Data items

======

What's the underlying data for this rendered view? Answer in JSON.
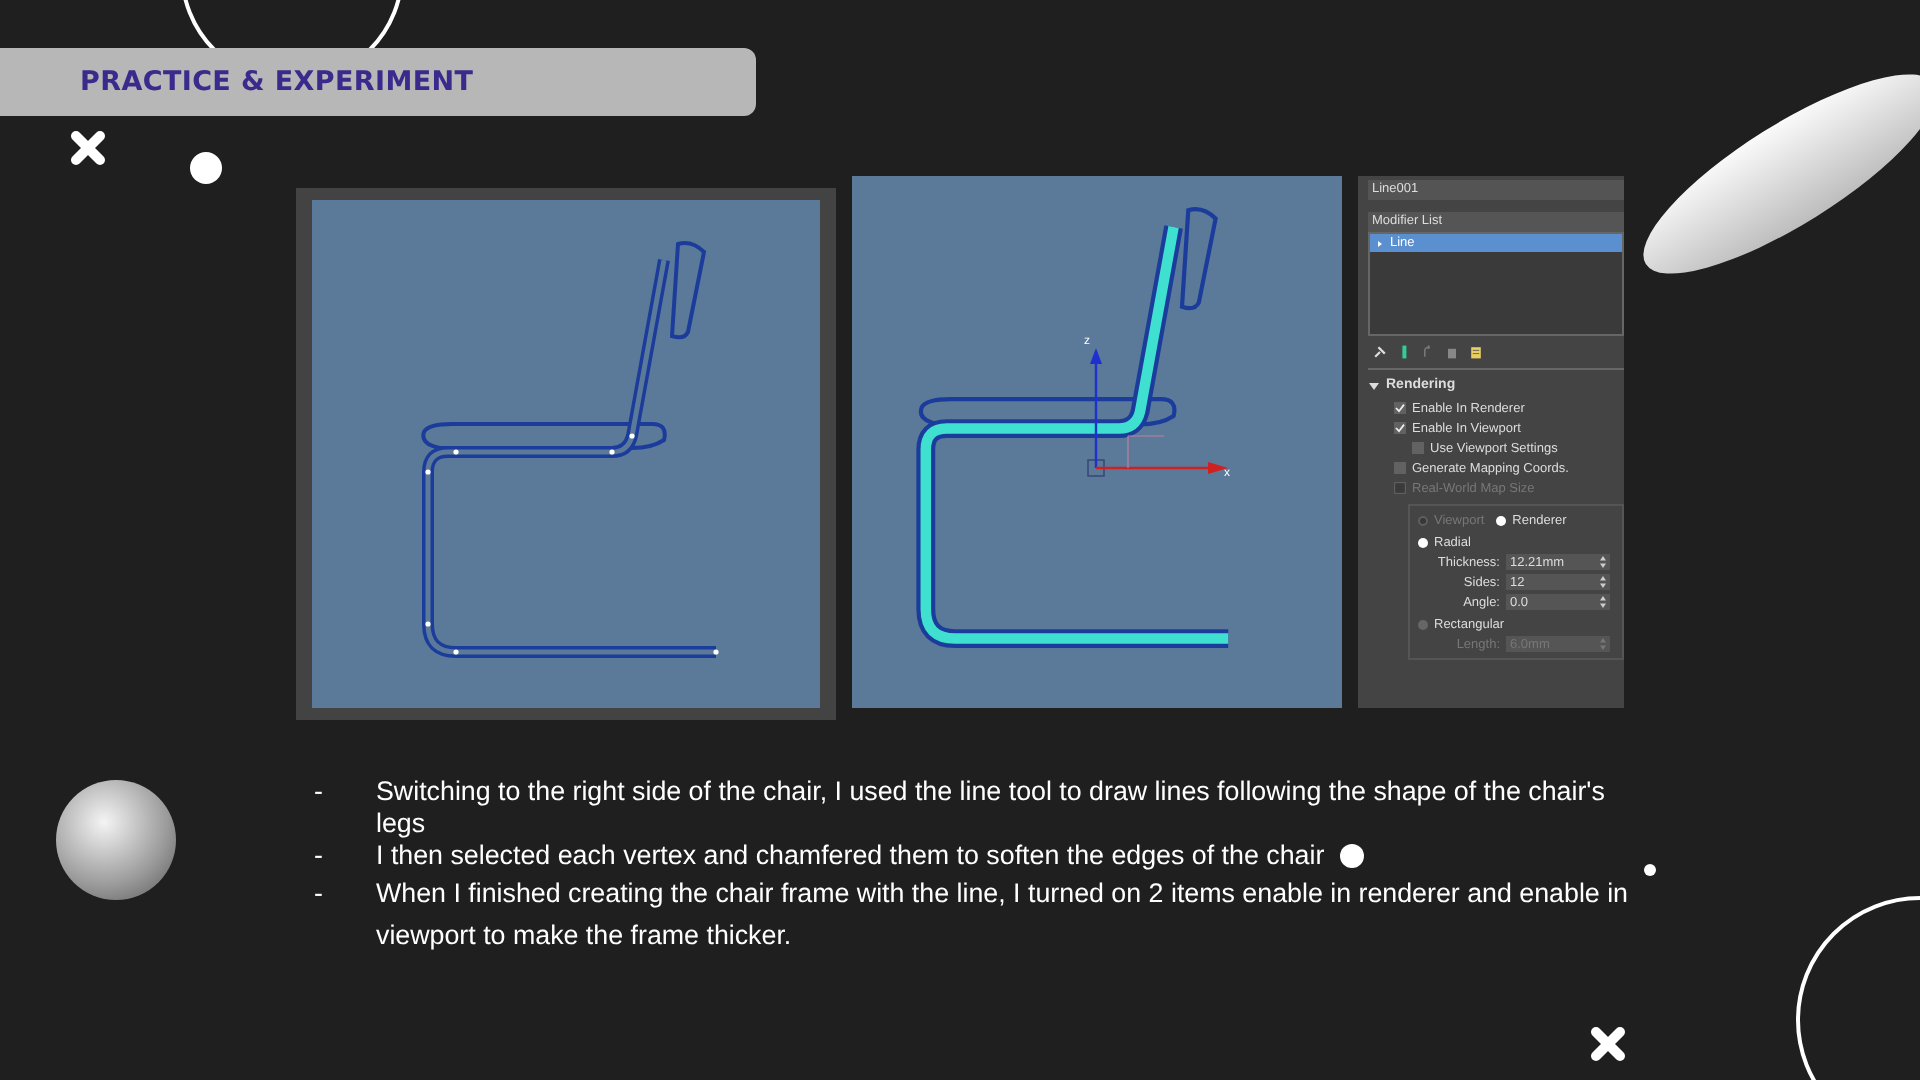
{
  "header": {
    "title": "PRACTICE & EXPERIMENT"
  },
  "viewports": [
    {
      "kind": "vertex-edit"
    },
    {
      "kind": "rendered",
      "axis_labels": [
        "z",
        "x"
      ]
    }
  ],
  "panel": {
    "object_name": "Line001",
    "modifier_list_label": "Modifier List",
    "modifiers": [
      {
        "label": "Line",
        "selected": true
      }
    ],
    "rollout": {
      "title": "Rendering",
      "expanded": true
    },
    "options": [
      {
        "label": "Enable In Renderer",
        "checked": true,
        "disabled": false
      },
      {
        "label": "Enable In Viewport",
        "checked": true,
        "disabled": false
      },
      {
        "label": "Use Viewport Settings",
        "checked": false,
        "disabled": false
      },
      {
        "label": "Generate Mapping Coords.",
        "checked": false,
        "disabled": false
      },
      {
        "label": "Real-World Map Size",
        "checked": false,
        "disabled": true
      }
    ],
    "modes": [
      {
        "label": "Viewport",
        "selected": false,
        "disabled": true
      },
      {
        "label": "Renderer",
        "selected": true,
        "disabled": false
      }
    ],
    "profiles": [
      {
        "label": "Radial",
        "selected": true,
        "fields": [
          {
            "label": "Thickness:",
            "value": "12.21mm",
            "disabled": false
          },
          {
            "label": "Sides:",
            "value": "12",
            "disabled": false
          },
          {
            "label": "Angle:",
            "value": "0.0",
            "disabled": false
          }
        ]
      },
      {
        "label": "Rectangular",
        "selected": false,
        "fields": [
          {
            "label": "Length:",
            "value": "6.0mm",
            "disabled": true
          }
        ]
      }
    ]
  },
  "bullets": [
    {
      "marker": "-",
      "text": "Switching to the right side of the chair, I used the line tool to draw lines following the shape of the chair's legs"
    },
    {
      "marker": "-",
      "text": "I then selected each vertex and chamfered them to soften the edges of the chair"
    },
    {
      "marker": "-",
      "text": "When I finished  creating the chair frame with the line, I turned on 2 items enable in renderer and enable in viewport to make the frame thicker."
    }
  ]
}
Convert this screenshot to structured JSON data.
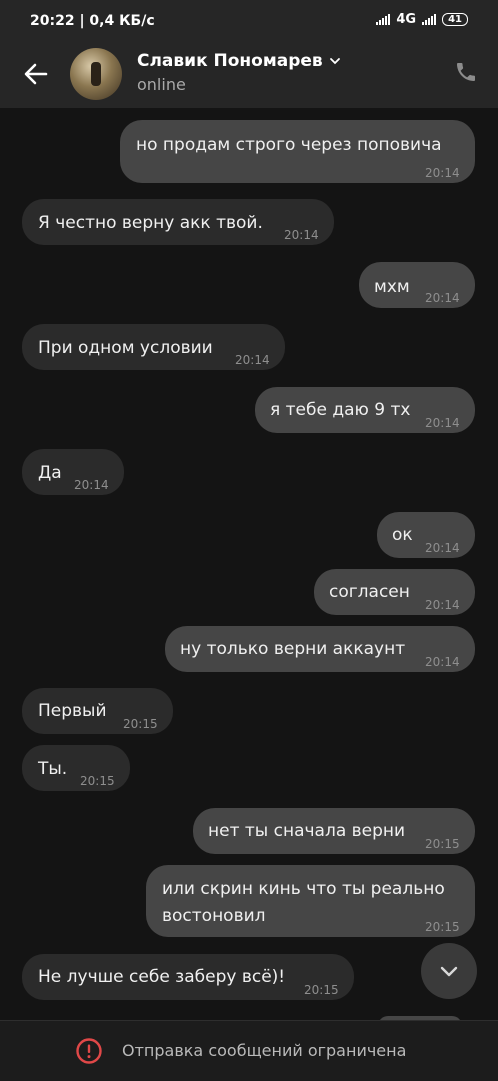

======

Copy out the data above exactly, except the pictures.

What's the underlying data for this rendered view? Answer in JSON.
{
  "header": {
    "title": "PRACTICE & EXPERIMENT"
  },
  "viewports": [
    {
      "kind": "vertex-edit"
    },
    {
      "kind": "rendered",
      "axis_labels": [
        "z",
        "x"
      ]
    }
  ],
  "panel": {
    "object_name": "Line001",
    "modifier_list_label": "Modifier List",
    "modifiers": [
      {
        "label": "Line",
        "selected": true
      }
    ],
    "rollout": {
      "title": "Rendering",
      "expanded": true
    },
    "options": [
      {
        "label": "Enable In Renderer",
        "checked": true,
        "disabled": false
      },
      {
        "label": "Enable In Viewport",
        "checked": true,
        "disabled": false
      },
      {
        "label": "Use Viewport Settings",
        "checked": false,
        "disabled": false
      },
      {
        "label": "Generate Mapping Coords.",
        "checked": false,
        "disabled": false
      },
      {
        "label": "Real-World Map Size",
        "checked": false,
        "disabled": true
      }
    ],
    "modes": [
      {
        "label": "Viewport",
        "selected": false,
        "disabled": true
      },
      {
        "label": "Renderer",
        "selected": true,
        "disabled": false
      }
    ],
    "profiles": [
      {
        "label": "Radial",
        "selected": true,
        "fields": [
          {
            "label": "Thickness:",
            "value": "12.21mm",
            "disabled": false
          },
          {
            "label": "Sides:",
            "value": "12",
            "disabled": false
          },
          {
            "label": "Angle:",
            "value": "0.0",
            "disabled": false
          }
        ]
      },
      {
        "label": "Rectangular",
        "selected": false,
        "fields": [
          {
            "label": "Length:",
            "value": "6.0mm",
            "disabled": true
          }
        ]
      }
    ]
  },
  "bullets": [
    {
      "marker": "-",
      "text": "Switching to the right side of the chair, I used the line tool to draw lines following the shape of the chair's legs"
    },
    {
      "marker": "-",
      "text": "I then selected each vertex and chamfered them to soften the edges of the chair"
    },
    {
      "marker": "-",
      "text": "When I finished  creating the chair frame with the line, I turned on 2 items enable in renderer and enable in viewport to make the frame thicker."
    }
  ]
}
Convert this screenshot to structured JSON data.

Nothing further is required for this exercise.